_CHALLENGE:_
Please print every record below exactly as it appears.

_DATA SECTION:_
------
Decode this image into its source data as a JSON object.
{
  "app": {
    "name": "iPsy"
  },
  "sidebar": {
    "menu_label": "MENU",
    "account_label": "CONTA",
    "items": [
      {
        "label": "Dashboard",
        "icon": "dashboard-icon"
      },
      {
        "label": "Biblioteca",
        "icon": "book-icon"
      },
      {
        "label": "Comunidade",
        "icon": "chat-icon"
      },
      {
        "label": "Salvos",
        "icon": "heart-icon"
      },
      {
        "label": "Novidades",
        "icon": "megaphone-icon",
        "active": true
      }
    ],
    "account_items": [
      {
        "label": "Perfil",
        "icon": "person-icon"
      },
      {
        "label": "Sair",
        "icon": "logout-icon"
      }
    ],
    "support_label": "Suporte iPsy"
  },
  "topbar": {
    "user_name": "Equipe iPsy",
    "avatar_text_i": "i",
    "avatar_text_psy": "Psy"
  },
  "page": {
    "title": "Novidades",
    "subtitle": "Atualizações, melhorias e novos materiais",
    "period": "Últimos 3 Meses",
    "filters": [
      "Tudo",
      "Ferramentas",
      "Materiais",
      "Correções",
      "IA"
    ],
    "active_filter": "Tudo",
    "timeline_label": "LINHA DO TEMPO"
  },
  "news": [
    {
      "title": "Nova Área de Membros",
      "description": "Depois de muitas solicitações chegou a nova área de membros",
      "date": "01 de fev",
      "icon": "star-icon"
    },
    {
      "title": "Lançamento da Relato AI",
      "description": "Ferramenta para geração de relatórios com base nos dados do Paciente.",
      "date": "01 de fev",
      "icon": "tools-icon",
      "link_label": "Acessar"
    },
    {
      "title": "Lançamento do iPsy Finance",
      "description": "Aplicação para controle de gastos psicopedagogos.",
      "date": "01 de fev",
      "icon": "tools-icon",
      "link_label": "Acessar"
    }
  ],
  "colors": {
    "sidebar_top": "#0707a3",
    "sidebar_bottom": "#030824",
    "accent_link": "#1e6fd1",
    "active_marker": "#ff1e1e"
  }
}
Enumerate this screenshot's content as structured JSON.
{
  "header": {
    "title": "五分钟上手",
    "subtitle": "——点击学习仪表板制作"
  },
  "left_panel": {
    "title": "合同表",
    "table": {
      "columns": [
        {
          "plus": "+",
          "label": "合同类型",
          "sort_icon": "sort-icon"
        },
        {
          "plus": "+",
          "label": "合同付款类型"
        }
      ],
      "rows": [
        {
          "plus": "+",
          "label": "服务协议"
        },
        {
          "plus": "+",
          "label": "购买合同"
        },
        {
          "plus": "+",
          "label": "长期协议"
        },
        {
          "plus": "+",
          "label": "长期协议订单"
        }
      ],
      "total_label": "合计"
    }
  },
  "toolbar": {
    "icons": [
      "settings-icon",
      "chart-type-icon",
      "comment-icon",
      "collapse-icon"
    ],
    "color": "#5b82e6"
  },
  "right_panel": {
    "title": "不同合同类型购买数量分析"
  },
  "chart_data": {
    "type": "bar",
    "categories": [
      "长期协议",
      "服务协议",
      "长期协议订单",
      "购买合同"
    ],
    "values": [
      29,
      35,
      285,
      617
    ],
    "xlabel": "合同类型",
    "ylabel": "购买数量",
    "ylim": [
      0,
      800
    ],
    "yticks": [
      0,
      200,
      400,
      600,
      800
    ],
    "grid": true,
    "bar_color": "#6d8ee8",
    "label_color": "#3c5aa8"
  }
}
------
_RESULT BELOW:_
Decode this image into its source data as a JSON object.
{
  "app": {
    "name": "iPsy"
  },
  "sidebar": {
    "menu_label": "MENU",
    "account_label": "CONTA",
    "items": [
      {
        "label": "Dashboard",
        "icon": "dashboard-icon"
      },
      {
        "label": "Biblioteca",
        "icon": "book-icon"
      },
      {
        "label": "Comunidade",
        "icon": "chat-icon"
      },
      {
        "label": "Salvos",
        "icon": "heart-icon"
      },
      {
        "label": "Novidades",
        "icon": "megaphone-icon",
        "active": true
      }
    ],
    "account_items": [
      {
        "label": "Perfil",
        "icon": "person-icon"
      },
      {
        "label": "Sair",
        "icon": "logout-icon"
      }
    ],
    "support_label": "Suporte iPsy"
  },
  "topbar": {
    "user_name": "Equipe iPsy",
    "avatar_text_i": "i",
    "avatar_text_psy": "Psy"
  },
  "page": {
    "title": "Novidades",
    "subtitle": "Atualizações, melhorias e novos materiais",
    "period": "Últimos 3 Meses",
    "filters": [
      "Tudo",
      "Ferramentas",
      "Materiais",
      "Correções",
      "IA"
    ],
    "active_filter": "Tudo",
    "timeline_label": "LINHA DO TEMPO"
  },
  "news": [
    {
      "title": "Nova Área de Membros",
      "description": "Depois de muitas solicitações chegou a nova área de membros",
      "date": "01 de fev",
      "icon": "star-icon"
    },
    {
      "title": "Lançamento da Relato AI",
      "description": "Ferramenta para geração de relatórios com base nos dados do Paciente.",
      "date": "01 de fev",
      "icon": "tools-icon",
      "link_label": "Acessar"
    },
    {
      "title": "Lançamento do iPsy Finance",
      "description": "Aplicação para controle de gastos psicopedagogos.",
      "date": "01 de fev",
      "icon": "tools-icon",
      "link_label": "Acessar"
    }
  ],
  "colors": {
    "sidebar_top": "#0707a3",
    "sidebar_bottom": "#030824",
    "accent_link": "#1e6fd1",
    "active_marker": "#ff1e1e"
  }
}
Enumerate this screenshot's content as structured JSON.
{
  "header": {
    "title": "五分钟上手",
    "subtitle": "——点击学习仪表板制作"
  },
  "left_panel": {
    "title": "合同表",
    "table": {
      "columns": [
        {
          "plus": "+",
          "label": "合同类型",
          "sort_icon": "sort-icon"
        },
        {
          "plus": "+",
          "label": "合同付款类型"
        }
      ],
      "rows": [
        {
          "plus": "+",
          "label": "服务协议"
        },
        {
          "plus": "+",
          "label": "购买合同"
        },
        {
          "plus": "+",
          "label": "长期协议"
        },
        {
          "plus": "+",
          "label": "长期协议订单"
        }
      ],
      "total_label": "合计"
    }
  },
  "toolbar": {
    "icons": [
      "settings-icon",
      "chart-type-icon",
      "comment-icon",
      "collapse-icon"
    ],
    "color": "#5b82e6"
  },
  "right_panel": {
    "title": "不同合同类型购买数量分析"
  },
  "chart_data": {
    "type": "bar",
    "categories": [
      "长期协议",
      "服务协议",
      "长期协议订单",
      "购买合同"
    ],
    "values": [
      29,
      35,
      285,
      617
    ],
    "xlabel": "合同类型",
    "ylabel": "购买数量",
    "ylim": [
      0,
      800
    ],
    "yticks": [
      0,
      200,
      400,
      600,
      800
    ],
    "grid": true,
    "bar_color": "#6d8ee8",
    "label_color": "#3c5aa8"
  }
}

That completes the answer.